From 463e5e73a27bb31e3549c9204efe20555b7cb8dd Mon Sep 17 00:00:00 2001

From: Rob Crittenden <rcritten@redhat.com>

Date: Fri, 1 Jun 2018 15:19:35 -0400

Subject: [PATCH] Use replace instead of add to set new default

 ipaSELinuxUserMapOrder

The add was in effect replacing whatever data was already there

causing any custom order to be lost on each run of

ipa-server-upgrade.

https://pagure.io/freeipa/issue/6610

Signed-off-by: Rob Crittenden <rcritten@redhat.com>

Reviewed-By: Florence Blanc-Renaud <frenaud@redhat.com>

Reviewed-By: Florence Blanc-Renaud <frenaud@redhat.com>

---

 install/updates/50-ipaconfig.update        |  2 +-

 ipatests/test_integration/test_commands.py | 48 ++++++++++++++++++++++++++++++

 2 files changed, 49 insertions(+), 1 deletion(-)

◆ **Exercise**
Please quote the patch text from "Signed-off-by: Rob Crittenden" up to and including "insertions(+), 1 deletion(-)". The lines that come next aren't needed here.

◆ **Extracted information**
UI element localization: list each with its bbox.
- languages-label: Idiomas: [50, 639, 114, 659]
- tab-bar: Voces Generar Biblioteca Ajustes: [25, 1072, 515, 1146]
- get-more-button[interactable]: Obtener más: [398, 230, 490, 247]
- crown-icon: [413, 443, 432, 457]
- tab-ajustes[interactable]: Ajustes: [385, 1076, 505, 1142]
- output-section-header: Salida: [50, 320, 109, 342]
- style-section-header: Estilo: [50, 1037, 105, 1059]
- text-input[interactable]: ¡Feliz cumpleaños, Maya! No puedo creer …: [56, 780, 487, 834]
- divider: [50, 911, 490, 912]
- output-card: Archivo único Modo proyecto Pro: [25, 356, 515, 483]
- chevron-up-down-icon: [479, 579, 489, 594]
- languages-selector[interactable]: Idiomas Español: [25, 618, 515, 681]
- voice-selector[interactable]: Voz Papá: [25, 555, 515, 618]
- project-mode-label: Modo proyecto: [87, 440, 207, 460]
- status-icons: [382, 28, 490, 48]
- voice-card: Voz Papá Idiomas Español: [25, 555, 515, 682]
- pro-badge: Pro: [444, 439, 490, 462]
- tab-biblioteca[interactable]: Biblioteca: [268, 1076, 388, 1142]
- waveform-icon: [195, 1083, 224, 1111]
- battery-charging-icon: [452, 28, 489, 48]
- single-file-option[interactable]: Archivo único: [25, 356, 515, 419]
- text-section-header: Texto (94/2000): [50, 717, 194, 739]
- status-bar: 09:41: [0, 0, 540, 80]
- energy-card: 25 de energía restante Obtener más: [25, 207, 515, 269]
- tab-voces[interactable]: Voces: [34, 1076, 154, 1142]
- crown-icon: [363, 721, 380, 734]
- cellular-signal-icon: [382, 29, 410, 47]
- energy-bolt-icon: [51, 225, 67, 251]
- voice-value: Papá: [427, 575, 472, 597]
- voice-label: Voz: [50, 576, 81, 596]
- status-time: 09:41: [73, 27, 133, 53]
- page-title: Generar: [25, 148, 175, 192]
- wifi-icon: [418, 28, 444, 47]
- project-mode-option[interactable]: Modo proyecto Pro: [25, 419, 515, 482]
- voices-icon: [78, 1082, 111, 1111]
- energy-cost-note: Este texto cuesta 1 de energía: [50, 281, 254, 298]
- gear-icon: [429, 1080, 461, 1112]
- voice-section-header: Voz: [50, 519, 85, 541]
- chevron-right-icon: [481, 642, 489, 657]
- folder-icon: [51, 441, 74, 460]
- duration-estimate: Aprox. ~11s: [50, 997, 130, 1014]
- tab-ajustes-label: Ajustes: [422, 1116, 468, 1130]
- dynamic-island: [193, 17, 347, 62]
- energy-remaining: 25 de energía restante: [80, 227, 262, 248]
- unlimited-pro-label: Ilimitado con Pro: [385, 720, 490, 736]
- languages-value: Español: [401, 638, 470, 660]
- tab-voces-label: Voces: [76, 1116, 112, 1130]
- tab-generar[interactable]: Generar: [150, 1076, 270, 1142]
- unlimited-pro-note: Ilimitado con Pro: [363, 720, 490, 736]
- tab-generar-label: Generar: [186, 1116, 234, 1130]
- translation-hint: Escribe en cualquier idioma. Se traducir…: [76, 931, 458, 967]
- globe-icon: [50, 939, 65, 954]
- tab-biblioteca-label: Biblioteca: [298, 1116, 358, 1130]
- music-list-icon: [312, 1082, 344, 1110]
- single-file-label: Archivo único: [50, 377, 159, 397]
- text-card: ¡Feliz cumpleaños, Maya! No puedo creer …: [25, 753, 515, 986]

◆ **Exercise result**
Signed-off-by: Rob Crittenden <rcritten@redhat.com>

Reviewed-By: Florence Blanc-Renaud <frenaud@redhat.com>

Reviewed-By: Florence Blanc-Renaud <frenaud@redhat.com>

---

 install/updates/50-ipaconfig.update        |  2 +-

 ipatests/test_integration/test_commands.py | 48 ++++++++++++++++++++++++++++++

 2 files changed, 49 insertions(+), 1 deletion(-)